Aim of the exercise — Filter the lines below, copying only those with the string "граждан".

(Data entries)

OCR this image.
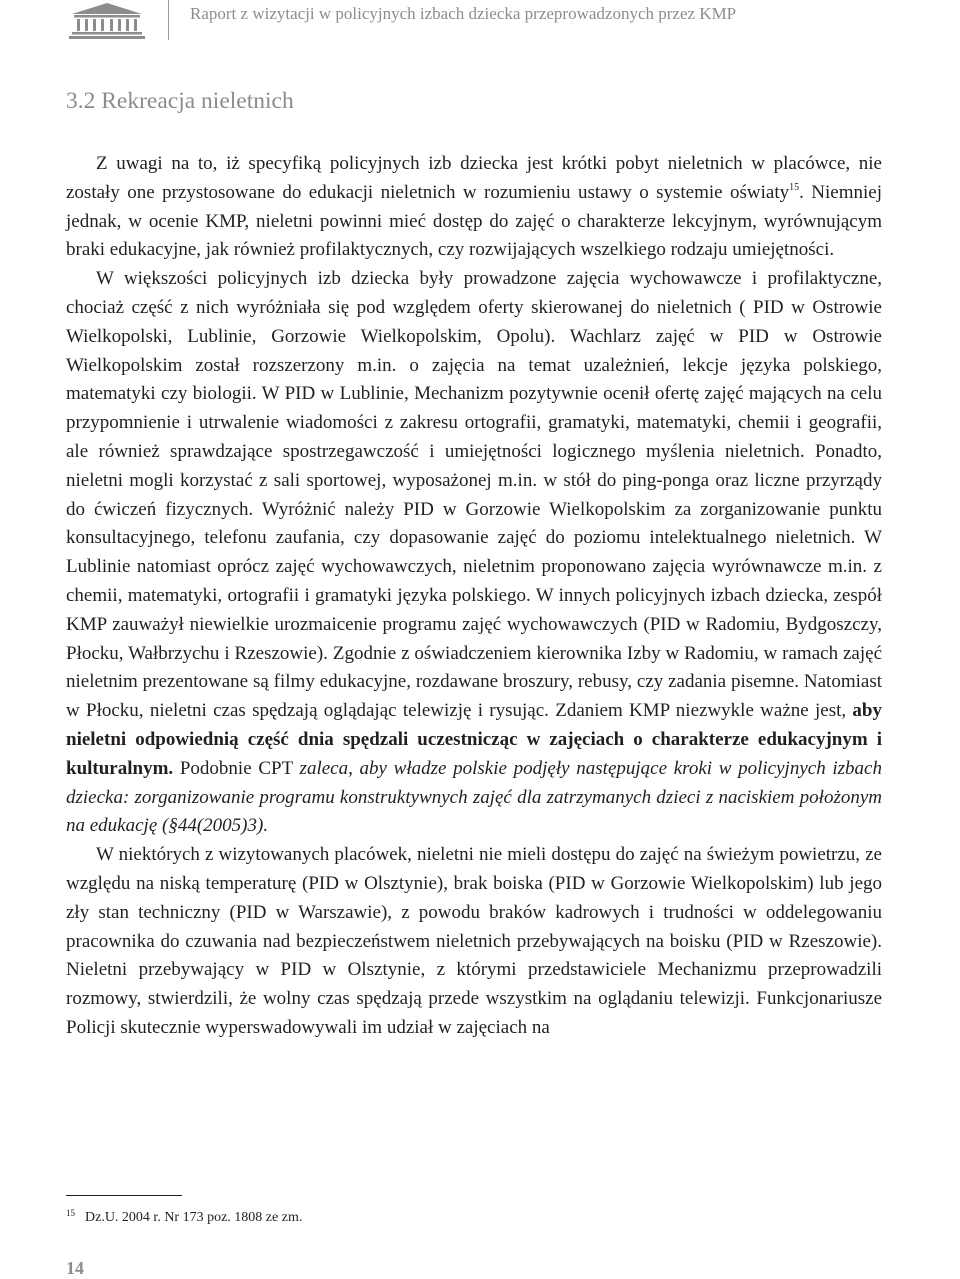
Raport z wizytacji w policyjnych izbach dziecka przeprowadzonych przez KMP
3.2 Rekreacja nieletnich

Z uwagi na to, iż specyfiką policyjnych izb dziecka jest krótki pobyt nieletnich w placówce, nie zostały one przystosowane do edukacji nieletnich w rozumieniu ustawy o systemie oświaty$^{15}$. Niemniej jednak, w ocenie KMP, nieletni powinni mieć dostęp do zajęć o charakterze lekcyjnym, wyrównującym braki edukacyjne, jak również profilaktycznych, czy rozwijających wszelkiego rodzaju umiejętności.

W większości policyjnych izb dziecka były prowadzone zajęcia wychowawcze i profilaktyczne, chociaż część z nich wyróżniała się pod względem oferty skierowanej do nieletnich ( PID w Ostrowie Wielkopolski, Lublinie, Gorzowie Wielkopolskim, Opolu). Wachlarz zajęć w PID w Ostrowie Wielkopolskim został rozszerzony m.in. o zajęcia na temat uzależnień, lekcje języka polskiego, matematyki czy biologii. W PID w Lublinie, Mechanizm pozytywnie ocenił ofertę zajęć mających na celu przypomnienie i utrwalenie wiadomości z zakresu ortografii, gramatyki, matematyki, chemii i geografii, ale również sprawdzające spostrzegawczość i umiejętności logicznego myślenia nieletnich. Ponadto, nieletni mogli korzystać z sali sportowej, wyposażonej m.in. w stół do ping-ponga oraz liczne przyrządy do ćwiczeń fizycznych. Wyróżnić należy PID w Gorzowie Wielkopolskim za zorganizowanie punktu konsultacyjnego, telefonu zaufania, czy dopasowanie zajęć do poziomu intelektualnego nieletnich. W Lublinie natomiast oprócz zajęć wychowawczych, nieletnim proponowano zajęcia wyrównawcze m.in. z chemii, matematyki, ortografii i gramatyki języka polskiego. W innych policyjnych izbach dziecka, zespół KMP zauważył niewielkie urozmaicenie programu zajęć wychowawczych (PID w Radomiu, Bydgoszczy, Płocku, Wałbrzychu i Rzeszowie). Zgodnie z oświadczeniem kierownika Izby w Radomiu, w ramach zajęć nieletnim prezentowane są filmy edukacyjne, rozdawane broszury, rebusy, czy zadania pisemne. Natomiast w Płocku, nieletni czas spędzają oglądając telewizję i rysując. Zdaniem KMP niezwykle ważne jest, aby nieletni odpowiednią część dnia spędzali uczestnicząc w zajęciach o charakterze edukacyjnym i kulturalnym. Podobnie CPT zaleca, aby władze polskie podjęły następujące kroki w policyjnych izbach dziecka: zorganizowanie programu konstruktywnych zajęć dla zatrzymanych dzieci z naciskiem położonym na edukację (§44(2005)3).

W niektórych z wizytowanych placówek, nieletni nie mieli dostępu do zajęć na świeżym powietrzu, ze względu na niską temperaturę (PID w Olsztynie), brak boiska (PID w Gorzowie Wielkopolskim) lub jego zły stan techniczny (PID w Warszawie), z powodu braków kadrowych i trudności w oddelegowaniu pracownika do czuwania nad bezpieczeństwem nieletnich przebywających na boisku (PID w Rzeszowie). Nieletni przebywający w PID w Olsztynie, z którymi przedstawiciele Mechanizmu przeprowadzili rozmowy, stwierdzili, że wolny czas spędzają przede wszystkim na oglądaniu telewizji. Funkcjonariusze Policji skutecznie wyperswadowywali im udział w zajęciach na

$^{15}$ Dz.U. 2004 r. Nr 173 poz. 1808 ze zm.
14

==

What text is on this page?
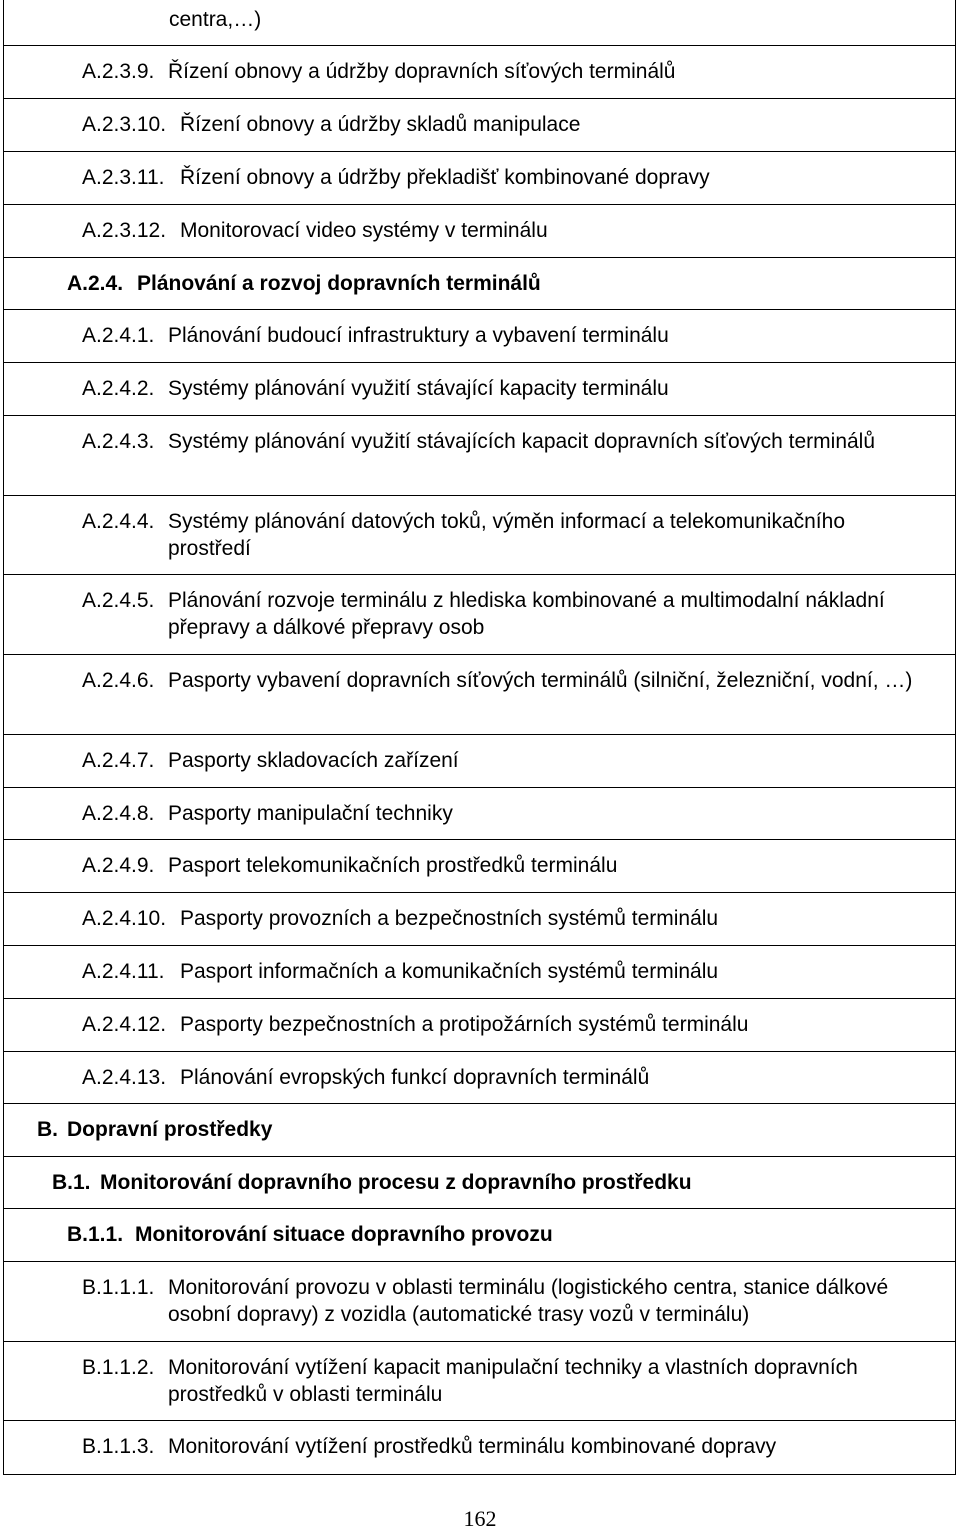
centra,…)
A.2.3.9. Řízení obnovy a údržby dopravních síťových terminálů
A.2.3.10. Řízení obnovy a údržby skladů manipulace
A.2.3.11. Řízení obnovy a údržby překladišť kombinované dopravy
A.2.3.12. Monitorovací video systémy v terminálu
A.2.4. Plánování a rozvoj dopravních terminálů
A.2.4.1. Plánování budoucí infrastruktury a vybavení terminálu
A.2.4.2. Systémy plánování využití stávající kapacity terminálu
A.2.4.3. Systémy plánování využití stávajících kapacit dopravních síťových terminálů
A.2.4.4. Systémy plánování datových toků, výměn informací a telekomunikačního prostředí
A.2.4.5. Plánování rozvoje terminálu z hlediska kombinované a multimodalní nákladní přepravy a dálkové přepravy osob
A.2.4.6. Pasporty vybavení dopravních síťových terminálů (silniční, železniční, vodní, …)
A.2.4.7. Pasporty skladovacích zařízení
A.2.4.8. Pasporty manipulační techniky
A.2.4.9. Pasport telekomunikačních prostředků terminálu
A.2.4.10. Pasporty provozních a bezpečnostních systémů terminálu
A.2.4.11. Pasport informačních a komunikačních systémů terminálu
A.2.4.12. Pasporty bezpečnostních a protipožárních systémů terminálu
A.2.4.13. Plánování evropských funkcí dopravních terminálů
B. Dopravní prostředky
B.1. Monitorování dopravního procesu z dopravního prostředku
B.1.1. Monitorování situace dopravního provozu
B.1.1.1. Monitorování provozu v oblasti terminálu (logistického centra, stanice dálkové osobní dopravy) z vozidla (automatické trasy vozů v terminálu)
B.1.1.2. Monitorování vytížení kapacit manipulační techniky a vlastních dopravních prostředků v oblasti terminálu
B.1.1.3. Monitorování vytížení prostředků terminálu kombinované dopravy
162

---

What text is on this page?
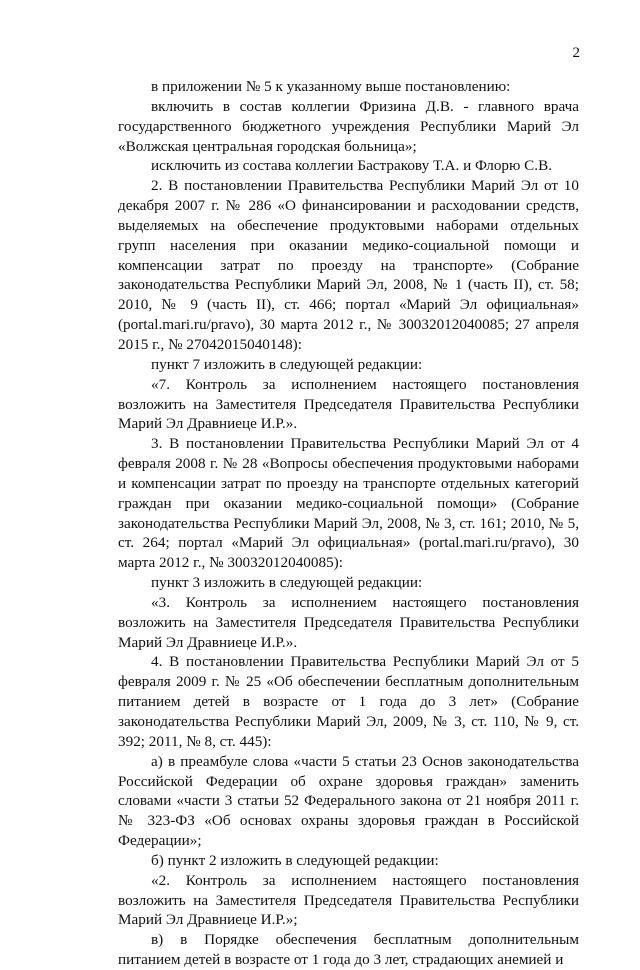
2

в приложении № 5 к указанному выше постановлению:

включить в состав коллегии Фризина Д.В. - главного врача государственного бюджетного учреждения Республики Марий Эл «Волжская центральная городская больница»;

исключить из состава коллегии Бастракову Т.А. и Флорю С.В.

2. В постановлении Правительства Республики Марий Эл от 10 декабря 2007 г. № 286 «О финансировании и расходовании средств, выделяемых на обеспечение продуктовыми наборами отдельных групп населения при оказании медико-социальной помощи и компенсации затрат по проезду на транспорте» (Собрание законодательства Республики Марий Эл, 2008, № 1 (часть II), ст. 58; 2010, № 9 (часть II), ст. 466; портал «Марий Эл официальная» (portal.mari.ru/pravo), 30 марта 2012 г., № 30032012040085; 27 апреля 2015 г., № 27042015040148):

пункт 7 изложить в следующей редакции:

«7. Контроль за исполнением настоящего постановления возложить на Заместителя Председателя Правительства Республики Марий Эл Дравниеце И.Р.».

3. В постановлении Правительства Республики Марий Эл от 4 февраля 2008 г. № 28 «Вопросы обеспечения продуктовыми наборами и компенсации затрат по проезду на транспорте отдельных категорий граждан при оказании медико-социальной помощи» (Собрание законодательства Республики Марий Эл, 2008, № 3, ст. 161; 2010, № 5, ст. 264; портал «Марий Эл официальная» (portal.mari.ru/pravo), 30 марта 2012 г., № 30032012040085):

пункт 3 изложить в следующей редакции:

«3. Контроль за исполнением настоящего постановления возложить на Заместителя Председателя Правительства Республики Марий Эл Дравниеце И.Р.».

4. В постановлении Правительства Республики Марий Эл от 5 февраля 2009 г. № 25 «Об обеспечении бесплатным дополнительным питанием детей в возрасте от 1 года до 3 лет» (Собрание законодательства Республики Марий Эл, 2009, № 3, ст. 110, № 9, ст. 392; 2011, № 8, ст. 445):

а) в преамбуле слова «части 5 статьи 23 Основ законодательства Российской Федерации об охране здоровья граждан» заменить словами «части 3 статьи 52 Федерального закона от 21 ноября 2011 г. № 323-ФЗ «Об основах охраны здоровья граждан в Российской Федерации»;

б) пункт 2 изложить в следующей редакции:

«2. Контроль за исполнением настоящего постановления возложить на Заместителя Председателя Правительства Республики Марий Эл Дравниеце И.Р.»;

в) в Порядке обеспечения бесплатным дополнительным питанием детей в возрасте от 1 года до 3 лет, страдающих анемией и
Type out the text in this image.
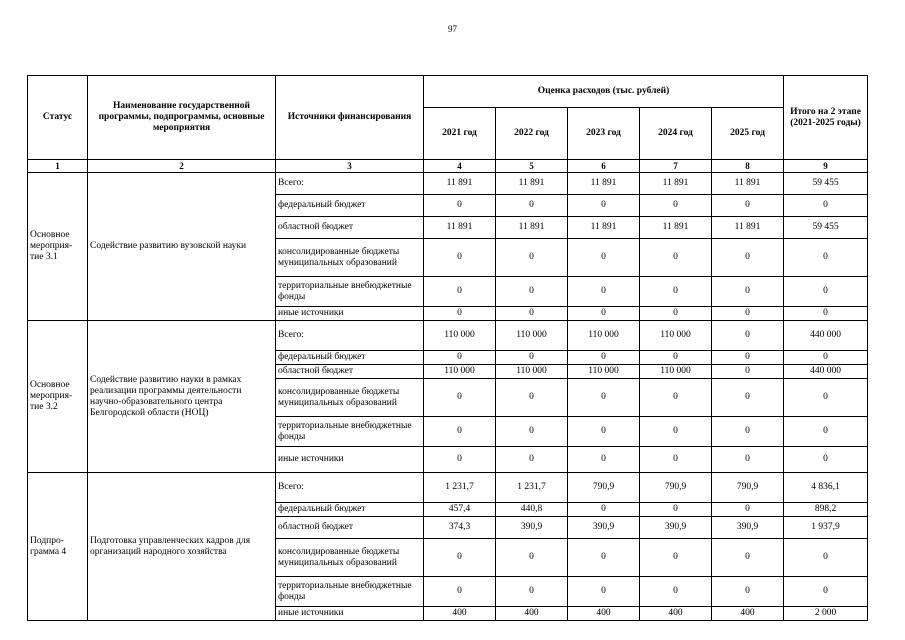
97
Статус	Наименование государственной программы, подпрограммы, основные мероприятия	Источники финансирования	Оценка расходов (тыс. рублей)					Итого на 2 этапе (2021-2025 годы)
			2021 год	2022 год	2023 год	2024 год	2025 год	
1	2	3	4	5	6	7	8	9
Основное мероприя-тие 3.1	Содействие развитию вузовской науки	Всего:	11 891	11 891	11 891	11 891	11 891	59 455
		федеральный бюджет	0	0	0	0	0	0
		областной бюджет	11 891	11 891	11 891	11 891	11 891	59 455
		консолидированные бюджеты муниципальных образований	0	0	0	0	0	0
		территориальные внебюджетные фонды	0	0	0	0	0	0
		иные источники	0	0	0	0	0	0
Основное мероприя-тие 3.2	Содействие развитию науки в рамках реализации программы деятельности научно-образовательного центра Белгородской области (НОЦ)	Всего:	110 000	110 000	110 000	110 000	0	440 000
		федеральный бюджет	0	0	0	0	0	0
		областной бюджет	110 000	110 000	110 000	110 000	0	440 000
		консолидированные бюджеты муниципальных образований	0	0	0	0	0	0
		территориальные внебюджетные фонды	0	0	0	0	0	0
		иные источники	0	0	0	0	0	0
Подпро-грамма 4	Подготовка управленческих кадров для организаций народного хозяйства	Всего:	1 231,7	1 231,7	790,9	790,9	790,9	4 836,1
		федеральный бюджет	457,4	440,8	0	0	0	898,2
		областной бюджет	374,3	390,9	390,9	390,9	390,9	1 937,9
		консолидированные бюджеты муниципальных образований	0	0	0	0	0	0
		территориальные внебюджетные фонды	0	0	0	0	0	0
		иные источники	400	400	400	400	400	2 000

Response —
3. В постановлении Правительства Республики Марий Эл от 4 февраля 2008 г. № 28 «Вопросы обеспечения продуктовыми наборами и компенсации затрат по проезду на транспорте отдельных категорий граждан при оказании медико-социальной помощи» (Собрание законодательства Республики Марий Эл, 2008, № 3, ст. 161; 2010, № 5, ст. 264; портал «Марий Эл официальная» (portal.mari.ru/pravo), 30 марта 2012 г., № 30032012040085):
а) в преамбуле слова «части 5 статьи 23 Основ законодательства Российской Федерации об охране здоровья граждан» заменить словами «части 3 статьи 52 Федерального закона от 21 ноября 2011 г. № 323-ФЗ «Об основах охраны здоровья граждан в Российской Федерации»;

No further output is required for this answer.